Sunday, April 01, 2012
Confessions of an Ivy League Frat Boy: Inside Dartmouth's Hazing Abuses
"This "culture of silence," as some on campus describe it, is both a product of the Greek system's ethos and the shield that enables it to operate with impunity...
"Having a 3.7 and being the president of a hard-guy frat is far more valuable than having a 4.0 and being independent when it comes to going to a place like Goldman Sachs. And that corporate milieu mirrors the fraternity culture."
[Maura Larkins comment: The secrecy and the social politics don't sound completely different from the teachers' lounges in public elementary schools I've taught at, or, for that matter, from the politics in most schools and offices. I suspect the difference is mainly one of degree.]
Confessions of an Ivy League Frat Boy: Inside Dartmouth's Hazing Abuses
A Dartmouth degree is a ticket to the top - but first you may have to get puked on by your drunken friends and wallow in human filth
By JANET REITMAN
March 28, 2012
Long before Andrew Lohse became a pariah at Dartmouth College, he was just another scarily accomplished teenager with lofty ambitions. Five feet 10 with large blue eyes and the kind of sweet-faced demeanor that always earned him a pass, he grew up in the not-quite-rural, not-quite-suburban, decidedly middle-class town of Branchburg, New Jersey, and attended a public school where he made mostly A's, scored 2190 on his SATs and compiled an exhaustive list of extracurricular activities that included varsity lacrosse, model U.N. (he was president), National Honor Society, band, orchestra, Spanish club, debate and – on weekends – a special pre-college program at the Manhattan School of Music, where he received a degree in jazz bass. He also wrote songs; gigged semiprofessionally at restaurants throughout New York, New Jersey and Connecticut; played drums for a rock band; chased, and conquered, numerous girls; and by his high school graduation, in 2008, had reached the pinnacle of adolescent cool by dating "this really hot skanky cheerleader," as he puts it.
That fall, he enrolled at Dartmouth, where he had wanted to go for as long as he could remember. His late grandfather, Austin Lohse, had played football and lacrosse for Big Green, and both Andrew and his older brother, Jon, a Dartmouth junior, idolized him as the embodiment of the high-achieving, hard-drinking, fraternal ethos of the Dartmouth Man, or what Lohse calls a "true bro." A Dartmouth Man is a specific type of creature, and when I ask Lohse what constitutes true bro-ness, he provides an idealized portrait of white-male privilege: "good-looking, preppy, charismatic, excellent at cocktail parties, masculine, intelligent, wealthy (or soon to become so), a little bit rough around the edges" – not, in other words, a "douchey, superpolished Yalie."

◆ **EXTRACTED DATA**
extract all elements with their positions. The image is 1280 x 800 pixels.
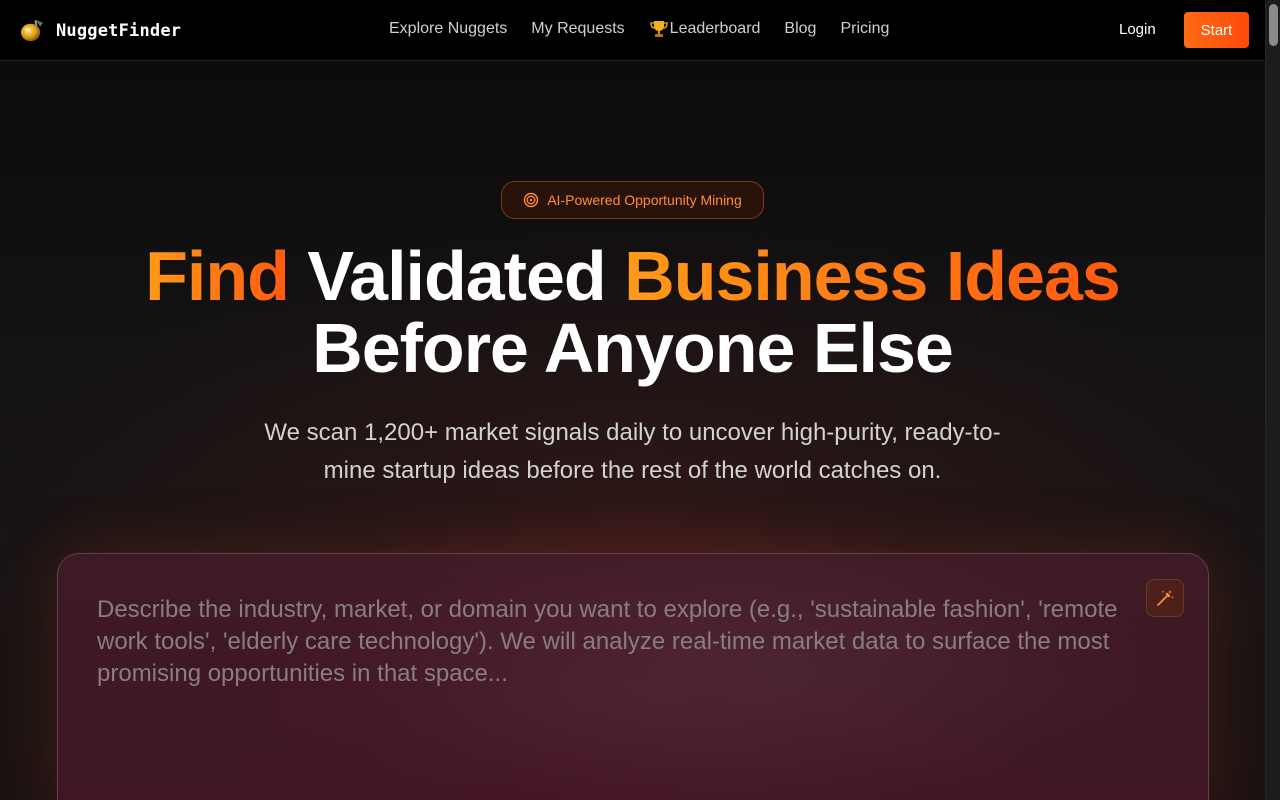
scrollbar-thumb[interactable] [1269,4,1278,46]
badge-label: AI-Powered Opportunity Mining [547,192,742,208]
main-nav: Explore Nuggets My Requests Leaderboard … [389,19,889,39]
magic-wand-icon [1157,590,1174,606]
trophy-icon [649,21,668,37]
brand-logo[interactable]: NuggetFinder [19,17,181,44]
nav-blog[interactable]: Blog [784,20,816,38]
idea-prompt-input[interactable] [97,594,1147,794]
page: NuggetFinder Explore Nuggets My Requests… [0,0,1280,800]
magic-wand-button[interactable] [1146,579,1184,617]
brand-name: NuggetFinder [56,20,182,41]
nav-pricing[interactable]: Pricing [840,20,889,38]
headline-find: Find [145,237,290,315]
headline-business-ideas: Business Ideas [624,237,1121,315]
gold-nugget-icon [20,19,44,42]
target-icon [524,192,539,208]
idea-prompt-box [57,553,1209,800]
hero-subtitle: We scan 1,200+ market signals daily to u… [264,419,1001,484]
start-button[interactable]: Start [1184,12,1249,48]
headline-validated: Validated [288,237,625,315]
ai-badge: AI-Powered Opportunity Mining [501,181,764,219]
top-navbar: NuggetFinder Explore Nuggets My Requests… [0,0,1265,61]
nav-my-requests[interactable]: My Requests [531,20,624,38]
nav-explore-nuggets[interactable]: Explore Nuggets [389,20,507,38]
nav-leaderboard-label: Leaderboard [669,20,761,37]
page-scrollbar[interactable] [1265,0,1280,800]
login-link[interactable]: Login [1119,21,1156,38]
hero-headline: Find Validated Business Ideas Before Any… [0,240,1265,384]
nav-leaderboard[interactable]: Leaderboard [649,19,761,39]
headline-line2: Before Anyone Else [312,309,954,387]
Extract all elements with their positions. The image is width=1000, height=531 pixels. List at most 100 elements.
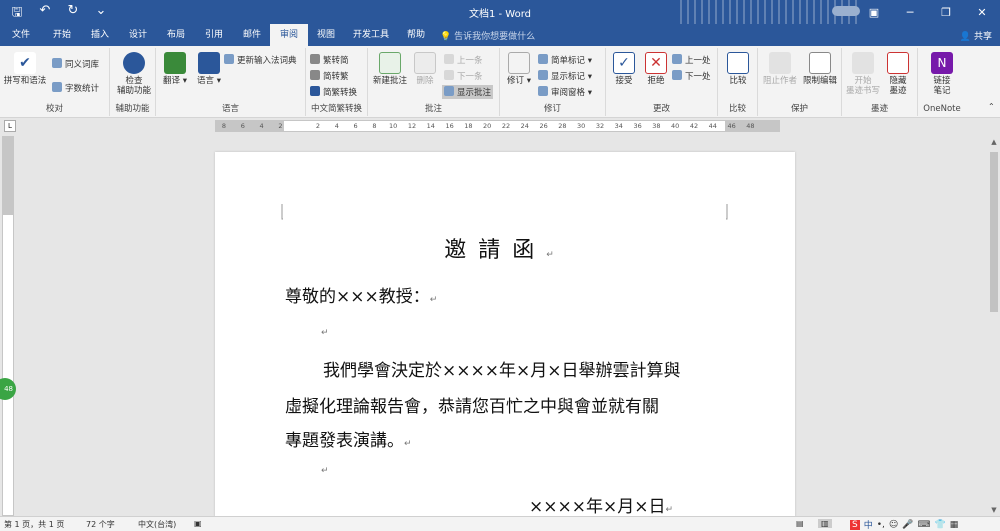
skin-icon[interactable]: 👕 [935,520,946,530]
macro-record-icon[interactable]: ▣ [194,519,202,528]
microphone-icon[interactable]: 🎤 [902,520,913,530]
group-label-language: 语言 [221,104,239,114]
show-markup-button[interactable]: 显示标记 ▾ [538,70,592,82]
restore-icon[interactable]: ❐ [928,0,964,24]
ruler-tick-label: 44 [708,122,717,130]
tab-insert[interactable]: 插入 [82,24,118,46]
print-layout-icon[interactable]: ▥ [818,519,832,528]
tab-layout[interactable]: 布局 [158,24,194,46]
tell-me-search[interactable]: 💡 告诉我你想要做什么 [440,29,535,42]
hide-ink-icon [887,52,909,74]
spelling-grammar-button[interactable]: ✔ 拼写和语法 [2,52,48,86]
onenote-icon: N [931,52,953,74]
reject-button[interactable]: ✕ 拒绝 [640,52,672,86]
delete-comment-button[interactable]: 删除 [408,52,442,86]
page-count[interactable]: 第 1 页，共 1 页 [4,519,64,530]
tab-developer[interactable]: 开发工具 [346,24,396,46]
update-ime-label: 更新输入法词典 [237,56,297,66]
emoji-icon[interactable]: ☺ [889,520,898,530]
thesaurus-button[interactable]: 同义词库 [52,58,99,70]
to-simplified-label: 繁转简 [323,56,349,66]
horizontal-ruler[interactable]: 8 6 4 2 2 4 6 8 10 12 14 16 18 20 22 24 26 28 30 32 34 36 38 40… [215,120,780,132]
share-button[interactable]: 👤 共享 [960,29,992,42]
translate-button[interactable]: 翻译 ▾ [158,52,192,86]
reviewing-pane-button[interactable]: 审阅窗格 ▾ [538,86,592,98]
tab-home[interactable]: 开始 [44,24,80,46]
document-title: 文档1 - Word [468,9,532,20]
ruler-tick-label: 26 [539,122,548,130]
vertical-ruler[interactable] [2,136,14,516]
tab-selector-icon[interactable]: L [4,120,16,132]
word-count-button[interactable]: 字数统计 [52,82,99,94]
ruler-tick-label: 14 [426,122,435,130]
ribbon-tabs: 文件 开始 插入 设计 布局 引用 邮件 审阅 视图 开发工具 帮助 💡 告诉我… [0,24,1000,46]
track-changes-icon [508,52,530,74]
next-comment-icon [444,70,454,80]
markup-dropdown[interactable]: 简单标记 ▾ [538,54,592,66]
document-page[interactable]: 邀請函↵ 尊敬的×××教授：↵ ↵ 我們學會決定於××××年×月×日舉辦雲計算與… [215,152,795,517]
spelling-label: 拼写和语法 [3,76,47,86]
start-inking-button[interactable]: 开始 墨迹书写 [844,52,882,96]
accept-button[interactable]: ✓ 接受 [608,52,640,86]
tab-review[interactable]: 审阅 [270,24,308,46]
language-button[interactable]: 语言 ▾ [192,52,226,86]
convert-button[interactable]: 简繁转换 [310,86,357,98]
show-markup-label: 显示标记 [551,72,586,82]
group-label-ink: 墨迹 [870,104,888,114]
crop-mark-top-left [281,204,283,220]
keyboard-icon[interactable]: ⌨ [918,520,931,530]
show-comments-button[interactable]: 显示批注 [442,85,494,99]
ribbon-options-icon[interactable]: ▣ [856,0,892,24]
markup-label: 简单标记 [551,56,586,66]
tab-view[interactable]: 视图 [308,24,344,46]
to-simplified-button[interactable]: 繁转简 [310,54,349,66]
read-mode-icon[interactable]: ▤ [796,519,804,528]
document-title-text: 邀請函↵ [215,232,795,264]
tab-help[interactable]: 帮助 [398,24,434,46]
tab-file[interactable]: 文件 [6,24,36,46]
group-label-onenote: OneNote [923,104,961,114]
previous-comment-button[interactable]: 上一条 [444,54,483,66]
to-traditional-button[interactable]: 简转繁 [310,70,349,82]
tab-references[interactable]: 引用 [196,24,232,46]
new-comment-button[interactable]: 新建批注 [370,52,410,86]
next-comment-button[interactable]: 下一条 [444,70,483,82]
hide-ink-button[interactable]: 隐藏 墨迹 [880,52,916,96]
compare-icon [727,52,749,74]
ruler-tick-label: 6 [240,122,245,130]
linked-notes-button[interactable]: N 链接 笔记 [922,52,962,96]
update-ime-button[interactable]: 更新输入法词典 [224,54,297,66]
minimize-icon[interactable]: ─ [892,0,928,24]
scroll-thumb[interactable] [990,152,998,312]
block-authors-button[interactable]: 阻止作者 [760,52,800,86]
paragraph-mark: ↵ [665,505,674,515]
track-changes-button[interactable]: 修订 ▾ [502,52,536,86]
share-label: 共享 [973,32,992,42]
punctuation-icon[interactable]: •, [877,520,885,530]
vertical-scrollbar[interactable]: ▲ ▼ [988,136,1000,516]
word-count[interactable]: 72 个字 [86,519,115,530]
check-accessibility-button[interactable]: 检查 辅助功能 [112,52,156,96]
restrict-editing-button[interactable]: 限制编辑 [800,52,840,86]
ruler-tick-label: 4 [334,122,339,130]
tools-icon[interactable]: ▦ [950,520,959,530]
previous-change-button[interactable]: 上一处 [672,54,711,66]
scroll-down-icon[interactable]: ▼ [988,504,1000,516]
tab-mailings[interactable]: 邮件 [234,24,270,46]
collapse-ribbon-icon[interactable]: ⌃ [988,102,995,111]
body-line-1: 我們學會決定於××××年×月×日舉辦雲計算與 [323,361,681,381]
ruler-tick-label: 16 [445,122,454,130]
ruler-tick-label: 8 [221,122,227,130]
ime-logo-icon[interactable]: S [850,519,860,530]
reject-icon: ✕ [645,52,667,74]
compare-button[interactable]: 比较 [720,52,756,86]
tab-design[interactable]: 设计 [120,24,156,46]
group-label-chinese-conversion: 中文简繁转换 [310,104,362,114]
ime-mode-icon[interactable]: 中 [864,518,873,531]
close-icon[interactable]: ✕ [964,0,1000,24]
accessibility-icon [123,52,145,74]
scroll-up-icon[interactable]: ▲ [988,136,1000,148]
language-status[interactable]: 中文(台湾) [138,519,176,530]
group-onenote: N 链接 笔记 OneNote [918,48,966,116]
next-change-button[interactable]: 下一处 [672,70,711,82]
==
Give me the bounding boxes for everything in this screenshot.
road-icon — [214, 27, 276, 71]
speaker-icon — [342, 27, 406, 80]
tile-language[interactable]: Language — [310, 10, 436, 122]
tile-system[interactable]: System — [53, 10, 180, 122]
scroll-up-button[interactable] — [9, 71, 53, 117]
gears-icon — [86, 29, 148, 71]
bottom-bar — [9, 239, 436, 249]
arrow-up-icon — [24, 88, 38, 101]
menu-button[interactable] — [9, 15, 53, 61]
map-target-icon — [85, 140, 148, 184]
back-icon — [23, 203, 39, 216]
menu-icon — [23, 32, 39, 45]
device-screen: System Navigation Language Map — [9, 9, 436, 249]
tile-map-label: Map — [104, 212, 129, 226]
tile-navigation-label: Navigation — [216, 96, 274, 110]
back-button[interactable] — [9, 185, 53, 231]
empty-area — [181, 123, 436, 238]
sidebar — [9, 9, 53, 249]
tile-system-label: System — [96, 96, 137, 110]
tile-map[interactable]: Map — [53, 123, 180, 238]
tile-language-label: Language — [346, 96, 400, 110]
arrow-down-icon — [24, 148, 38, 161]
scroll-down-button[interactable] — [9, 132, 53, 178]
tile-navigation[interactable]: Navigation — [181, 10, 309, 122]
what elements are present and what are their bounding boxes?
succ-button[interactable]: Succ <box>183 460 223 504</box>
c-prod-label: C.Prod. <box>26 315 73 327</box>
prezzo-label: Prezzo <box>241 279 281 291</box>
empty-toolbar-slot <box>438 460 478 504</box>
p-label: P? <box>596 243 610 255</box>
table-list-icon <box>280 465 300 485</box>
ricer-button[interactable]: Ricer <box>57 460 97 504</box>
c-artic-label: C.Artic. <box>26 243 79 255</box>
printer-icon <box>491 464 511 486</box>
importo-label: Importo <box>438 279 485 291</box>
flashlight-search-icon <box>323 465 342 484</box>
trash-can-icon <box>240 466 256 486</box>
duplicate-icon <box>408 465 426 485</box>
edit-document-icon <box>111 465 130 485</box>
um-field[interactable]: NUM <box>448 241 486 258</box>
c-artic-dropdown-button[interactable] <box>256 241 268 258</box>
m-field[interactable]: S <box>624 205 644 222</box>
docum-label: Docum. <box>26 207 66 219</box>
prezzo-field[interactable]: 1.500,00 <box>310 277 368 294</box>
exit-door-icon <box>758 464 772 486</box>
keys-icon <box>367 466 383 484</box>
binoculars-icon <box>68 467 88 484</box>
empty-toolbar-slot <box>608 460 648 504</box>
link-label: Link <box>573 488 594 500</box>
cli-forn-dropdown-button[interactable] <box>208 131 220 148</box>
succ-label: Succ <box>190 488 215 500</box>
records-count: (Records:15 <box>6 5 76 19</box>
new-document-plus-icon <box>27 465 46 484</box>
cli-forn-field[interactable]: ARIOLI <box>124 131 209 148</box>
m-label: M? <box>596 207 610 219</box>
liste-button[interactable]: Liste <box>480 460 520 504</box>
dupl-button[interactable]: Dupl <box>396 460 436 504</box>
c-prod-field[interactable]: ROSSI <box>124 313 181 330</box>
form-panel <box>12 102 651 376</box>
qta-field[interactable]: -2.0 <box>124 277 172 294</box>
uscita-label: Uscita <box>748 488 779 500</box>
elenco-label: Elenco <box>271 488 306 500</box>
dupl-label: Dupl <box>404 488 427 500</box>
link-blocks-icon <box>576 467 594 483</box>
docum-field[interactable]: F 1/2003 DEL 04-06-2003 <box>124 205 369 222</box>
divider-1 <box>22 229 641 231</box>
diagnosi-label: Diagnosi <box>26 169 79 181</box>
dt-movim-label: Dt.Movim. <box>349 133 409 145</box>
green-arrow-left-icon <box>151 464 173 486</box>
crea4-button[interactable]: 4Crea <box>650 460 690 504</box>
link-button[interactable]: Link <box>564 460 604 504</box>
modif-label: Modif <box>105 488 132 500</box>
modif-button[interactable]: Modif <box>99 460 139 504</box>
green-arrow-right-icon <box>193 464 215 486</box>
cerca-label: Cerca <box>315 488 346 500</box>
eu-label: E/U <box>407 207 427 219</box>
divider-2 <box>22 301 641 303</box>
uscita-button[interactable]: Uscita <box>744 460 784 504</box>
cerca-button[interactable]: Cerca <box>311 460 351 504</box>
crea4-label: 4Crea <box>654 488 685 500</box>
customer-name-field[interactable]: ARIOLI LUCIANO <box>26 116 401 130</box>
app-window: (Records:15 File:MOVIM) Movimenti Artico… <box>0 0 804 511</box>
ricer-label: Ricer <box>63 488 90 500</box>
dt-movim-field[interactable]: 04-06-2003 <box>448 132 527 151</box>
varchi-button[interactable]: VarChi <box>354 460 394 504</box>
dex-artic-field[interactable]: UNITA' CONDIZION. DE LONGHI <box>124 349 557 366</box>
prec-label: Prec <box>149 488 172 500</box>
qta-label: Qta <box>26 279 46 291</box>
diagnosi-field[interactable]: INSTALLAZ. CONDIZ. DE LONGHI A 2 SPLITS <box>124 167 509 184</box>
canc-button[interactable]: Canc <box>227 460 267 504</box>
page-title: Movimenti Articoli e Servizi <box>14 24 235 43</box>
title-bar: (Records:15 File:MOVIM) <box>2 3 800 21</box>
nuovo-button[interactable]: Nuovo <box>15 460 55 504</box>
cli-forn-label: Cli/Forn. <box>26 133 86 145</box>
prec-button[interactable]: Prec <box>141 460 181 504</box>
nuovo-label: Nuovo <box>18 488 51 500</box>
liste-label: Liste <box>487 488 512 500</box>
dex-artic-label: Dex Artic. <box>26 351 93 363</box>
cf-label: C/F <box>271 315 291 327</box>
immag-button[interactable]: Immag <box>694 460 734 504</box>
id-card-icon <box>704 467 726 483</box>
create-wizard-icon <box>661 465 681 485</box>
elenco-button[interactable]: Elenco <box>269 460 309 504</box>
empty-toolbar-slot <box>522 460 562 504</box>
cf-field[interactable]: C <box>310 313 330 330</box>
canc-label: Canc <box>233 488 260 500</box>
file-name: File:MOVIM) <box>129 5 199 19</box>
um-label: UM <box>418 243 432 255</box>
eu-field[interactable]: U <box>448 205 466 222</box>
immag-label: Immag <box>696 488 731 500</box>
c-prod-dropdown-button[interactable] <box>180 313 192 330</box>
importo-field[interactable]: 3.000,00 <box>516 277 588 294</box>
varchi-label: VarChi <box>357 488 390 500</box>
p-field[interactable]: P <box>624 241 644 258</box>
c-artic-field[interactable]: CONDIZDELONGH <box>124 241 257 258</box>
---
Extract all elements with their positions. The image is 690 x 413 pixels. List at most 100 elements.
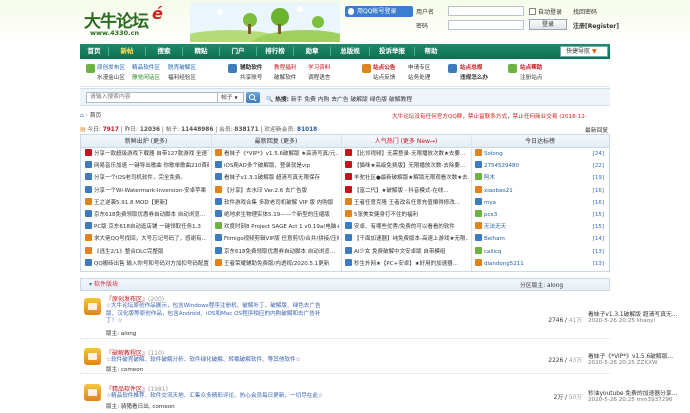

◆ **TO DO**
**a)** In the Dartmouth hazing article, what did Andrew Lohse score on his SATs?
**b)** In the entries, rewrite the lines beginning with the line containing "what elements are" and continuing through the line containing "exit-door-icon <box>758 464 772 486</box>", changing "printer-icon" to "print-icon" and keeping everything else the same. Give only those lines.
The Dartmouth hazing article and the entries have no connection to each other.

◆ **SOLUTIONS TO THE EXERCISE**
**a)** He scored 2190.

**b)**
what elements are present and what are their bounding boxes?
succ-button[interactable]: Succ <box>183 460 223 504</box>
c-prod-label: C.Prod. <box>26 315 73 327</box>
prezzo-label: Prezzo <box>241 279 281 291</box>
empty-toolbar-slot <box>438 460 478 504</box>
p-label: P? <box>596 243 610 255</box>
table-list-icon <box>280 465 300 485</box>
ricer-button[interactable]: Ricer <box>57 460 97 504</box>
c-artic-label: C.Artic. <box>26 243 79 255</box>
print-icon <box>491 464 511 486</box>
importo-label: Importo <box>438 279 485 291</box>
flashlight-search-icon <box>323 465 342 484</box>
trash-can-icon <box>240 466 256 486</box>
duplicate-icon <box>408 465 426 485</box>
edit-document-icon <box>111 465 130 485</box>
um-field[interactable]: NUM <box>448 241 486 258</box>
c-artic-dropdown-button[interactable] <box>256 241 268 258</box>
m-field[interactable]: S <box>624 205 644 222</box>
docum-label: Docum. <box>26 207 66 219</box>
prezzo-field[interactable]: 1.500,00 <box>310 277 368 294</box>
exit-door-icon <box>758 464 772 486</box>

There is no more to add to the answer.